* _WHAT YOU HAVE TO DO_: If a line in the entries below contains "Vorschriften", copy it.

* _EXTRACTED MATERIAL_:
+ + + + + + +
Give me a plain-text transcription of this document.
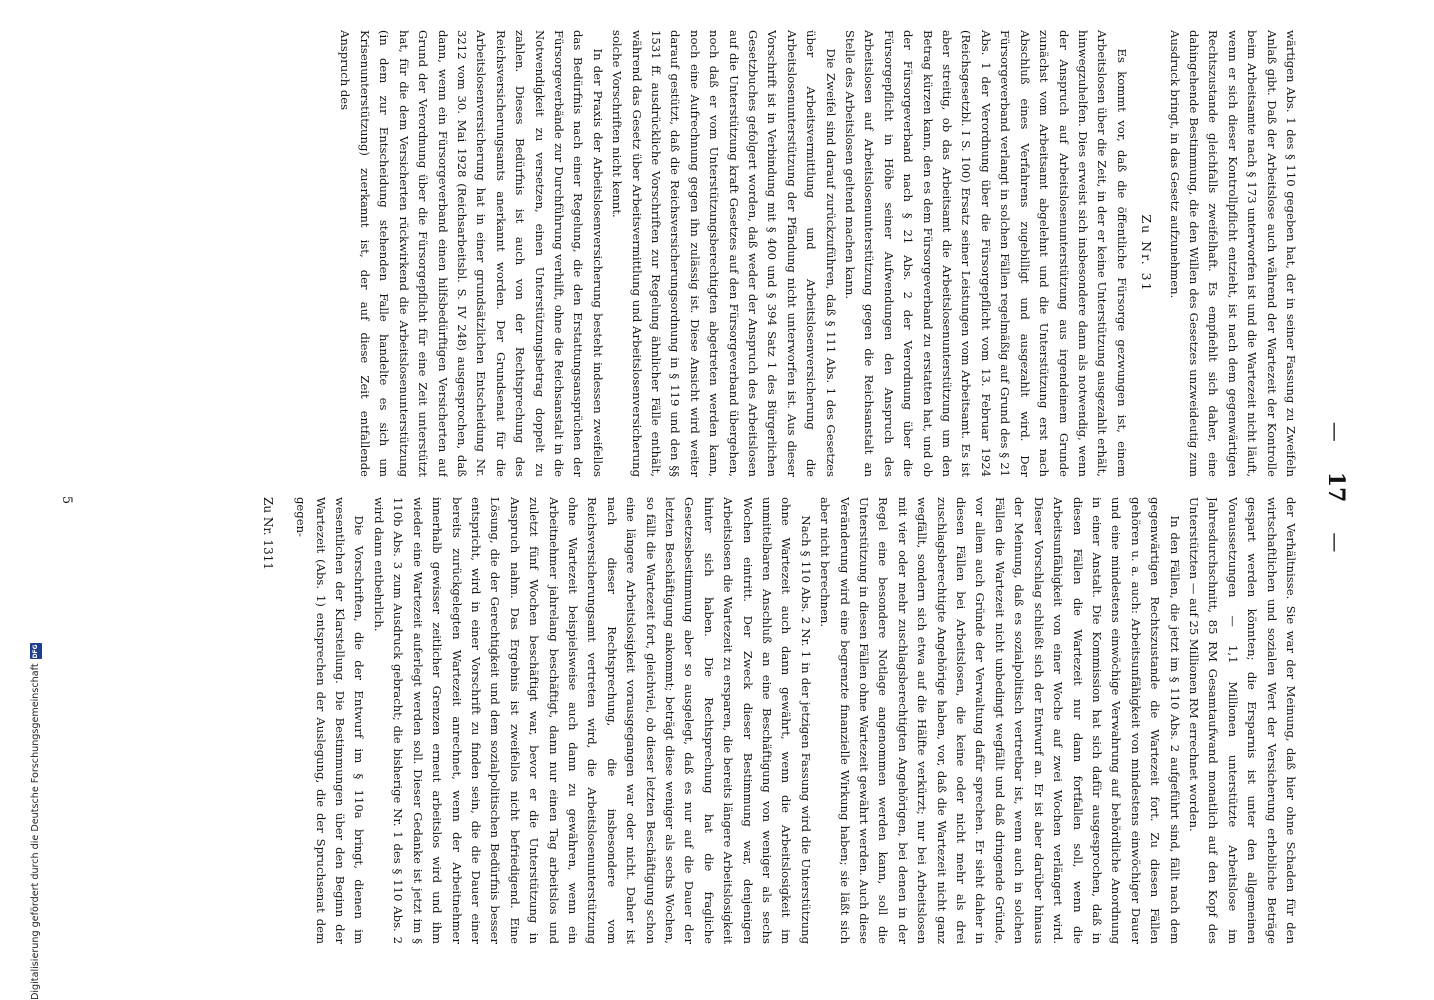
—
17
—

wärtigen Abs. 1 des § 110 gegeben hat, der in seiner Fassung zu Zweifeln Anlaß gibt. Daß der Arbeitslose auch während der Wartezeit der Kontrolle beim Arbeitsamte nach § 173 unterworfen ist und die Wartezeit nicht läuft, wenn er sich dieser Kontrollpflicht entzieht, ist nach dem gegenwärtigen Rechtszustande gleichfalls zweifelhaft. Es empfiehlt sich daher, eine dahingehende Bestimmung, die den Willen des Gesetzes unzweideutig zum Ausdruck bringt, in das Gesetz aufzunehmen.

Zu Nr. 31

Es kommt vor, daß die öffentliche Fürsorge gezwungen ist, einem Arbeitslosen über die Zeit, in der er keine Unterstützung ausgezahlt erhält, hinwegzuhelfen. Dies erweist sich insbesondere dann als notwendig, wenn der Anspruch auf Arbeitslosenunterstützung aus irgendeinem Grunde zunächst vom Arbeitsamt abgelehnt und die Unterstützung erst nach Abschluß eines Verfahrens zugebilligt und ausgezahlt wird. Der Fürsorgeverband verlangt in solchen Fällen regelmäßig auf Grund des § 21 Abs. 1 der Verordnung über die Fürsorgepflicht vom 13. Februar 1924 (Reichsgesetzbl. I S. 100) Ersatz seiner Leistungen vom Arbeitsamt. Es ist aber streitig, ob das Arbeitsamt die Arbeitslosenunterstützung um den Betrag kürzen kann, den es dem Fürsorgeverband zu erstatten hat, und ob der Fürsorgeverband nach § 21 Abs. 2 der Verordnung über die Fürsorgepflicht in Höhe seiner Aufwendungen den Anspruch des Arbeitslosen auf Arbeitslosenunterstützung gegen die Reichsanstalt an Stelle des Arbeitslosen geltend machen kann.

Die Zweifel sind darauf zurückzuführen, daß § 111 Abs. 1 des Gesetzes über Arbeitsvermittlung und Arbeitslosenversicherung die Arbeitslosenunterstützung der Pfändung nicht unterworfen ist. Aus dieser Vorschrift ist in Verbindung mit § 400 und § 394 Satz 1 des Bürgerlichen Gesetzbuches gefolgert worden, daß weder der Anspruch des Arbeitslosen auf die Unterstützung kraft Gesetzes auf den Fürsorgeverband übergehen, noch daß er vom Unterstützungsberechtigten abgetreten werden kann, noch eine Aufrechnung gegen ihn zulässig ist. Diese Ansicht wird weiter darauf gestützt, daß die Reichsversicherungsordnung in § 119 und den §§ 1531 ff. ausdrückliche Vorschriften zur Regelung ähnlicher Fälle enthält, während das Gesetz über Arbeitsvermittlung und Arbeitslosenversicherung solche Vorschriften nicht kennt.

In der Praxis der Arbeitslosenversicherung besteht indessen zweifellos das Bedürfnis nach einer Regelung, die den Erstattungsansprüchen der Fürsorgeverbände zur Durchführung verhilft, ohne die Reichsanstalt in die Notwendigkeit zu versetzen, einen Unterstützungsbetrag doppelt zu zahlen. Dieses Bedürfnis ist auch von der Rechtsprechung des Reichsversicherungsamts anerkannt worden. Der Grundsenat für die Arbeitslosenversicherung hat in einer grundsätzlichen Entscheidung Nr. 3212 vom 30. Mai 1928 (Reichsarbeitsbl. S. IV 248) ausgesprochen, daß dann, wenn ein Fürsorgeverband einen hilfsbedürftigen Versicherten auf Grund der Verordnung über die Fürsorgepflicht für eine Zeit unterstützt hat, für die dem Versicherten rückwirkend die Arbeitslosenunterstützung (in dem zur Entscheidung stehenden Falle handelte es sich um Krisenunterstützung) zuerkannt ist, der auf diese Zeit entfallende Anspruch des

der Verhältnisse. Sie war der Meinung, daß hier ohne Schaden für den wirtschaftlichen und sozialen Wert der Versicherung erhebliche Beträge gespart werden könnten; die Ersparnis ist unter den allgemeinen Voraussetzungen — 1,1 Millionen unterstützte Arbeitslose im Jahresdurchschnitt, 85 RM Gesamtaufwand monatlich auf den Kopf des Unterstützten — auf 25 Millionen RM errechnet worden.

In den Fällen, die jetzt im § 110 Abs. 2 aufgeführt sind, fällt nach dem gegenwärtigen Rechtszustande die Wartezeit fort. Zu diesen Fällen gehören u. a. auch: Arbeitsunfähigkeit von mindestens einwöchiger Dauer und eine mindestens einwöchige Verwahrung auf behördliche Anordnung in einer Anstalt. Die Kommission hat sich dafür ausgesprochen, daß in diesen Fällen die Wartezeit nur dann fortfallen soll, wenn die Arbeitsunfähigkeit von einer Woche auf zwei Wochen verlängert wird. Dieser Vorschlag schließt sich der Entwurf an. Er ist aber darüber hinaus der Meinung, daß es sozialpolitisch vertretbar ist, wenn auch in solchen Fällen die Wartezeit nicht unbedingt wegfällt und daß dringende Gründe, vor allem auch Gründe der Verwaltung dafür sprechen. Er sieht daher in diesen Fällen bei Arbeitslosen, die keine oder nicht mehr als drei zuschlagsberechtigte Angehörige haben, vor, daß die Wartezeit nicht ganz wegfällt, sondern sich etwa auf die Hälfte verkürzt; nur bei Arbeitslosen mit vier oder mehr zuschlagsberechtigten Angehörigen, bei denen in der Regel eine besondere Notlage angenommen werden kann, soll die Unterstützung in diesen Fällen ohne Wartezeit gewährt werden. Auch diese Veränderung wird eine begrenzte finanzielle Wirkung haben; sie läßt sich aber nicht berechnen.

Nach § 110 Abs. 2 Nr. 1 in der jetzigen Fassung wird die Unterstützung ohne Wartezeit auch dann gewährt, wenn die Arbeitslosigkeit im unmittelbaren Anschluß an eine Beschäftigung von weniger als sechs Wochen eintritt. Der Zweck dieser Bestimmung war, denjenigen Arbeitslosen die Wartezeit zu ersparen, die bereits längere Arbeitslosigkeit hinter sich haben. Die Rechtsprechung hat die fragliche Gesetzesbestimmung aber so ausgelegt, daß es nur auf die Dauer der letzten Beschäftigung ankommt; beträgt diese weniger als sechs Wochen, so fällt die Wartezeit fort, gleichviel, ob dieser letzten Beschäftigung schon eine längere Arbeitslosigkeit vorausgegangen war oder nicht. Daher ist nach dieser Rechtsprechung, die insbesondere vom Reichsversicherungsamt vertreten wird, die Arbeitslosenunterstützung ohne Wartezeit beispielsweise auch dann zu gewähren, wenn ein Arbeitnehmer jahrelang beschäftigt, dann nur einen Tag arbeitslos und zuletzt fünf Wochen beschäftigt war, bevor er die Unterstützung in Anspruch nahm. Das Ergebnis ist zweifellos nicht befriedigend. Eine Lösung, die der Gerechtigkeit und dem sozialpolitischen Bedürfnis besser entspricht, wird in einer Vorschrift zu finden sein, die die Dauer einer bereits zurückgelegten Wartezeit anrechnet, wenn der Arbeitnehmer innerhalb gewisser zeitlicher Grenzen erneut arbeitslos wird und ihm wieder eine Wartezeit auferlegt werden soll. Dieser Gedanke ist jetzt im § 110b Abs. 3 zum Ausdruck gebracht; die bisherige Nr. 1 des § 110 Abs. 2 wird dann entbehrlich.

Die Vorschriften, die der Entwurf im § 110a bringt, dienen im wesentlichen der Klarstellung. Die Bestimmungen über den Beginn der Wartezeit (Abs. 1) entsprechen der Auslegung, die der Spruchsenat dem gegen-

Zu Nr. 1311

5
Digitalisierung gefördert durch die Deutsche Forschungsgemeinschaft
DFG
+ + + + + + +
* _RESPONSE_:
Die Zweifel sind darauf zurückzuführen, daß § 111 Abs. 1 des Gesetzes über Arbeitsvermittlung und Arbeitslosenversicherung die Arbeitslosenunterstützung der Pfändung nicht unterworfen ist. Aus dieser Vorschrift ist in Verbindung mit § 400 und § 394 Satz 1 des Bürgerlichen Gesetzbuches gefolgert worden, daß weder der Anspruch des Arbeitslosen auf die Unterstützung kraft Gesetzes auf den Fürsorgeverband übergehen, noch daß er vom Unterstützungsberechtigten abgetreten werden kann, noch eine Aufrechnung gegen ihn zulässig ist. Diese Ansicht wird weiter darauf gestützt, daß die Reichsversicherungsordnung in § 119 und den §§ 1531 ff. ausdrückliche Vorschriften zur Regelung ähnlicher Fälle enthält, während das Gesetz über Arbeitsvermittlung und Arbeitslosenversicherung solche Vorschriften nicht kennt.
Die Vorschriften, die der Entwurf im § 110a bringt, dienen im wesentlichen der Klarstellung. Die Bestimmungen über den Beginn der Wartezeit (Abs. 1) entsprechen der Auslegung, die der Spruchsenat dem gegen-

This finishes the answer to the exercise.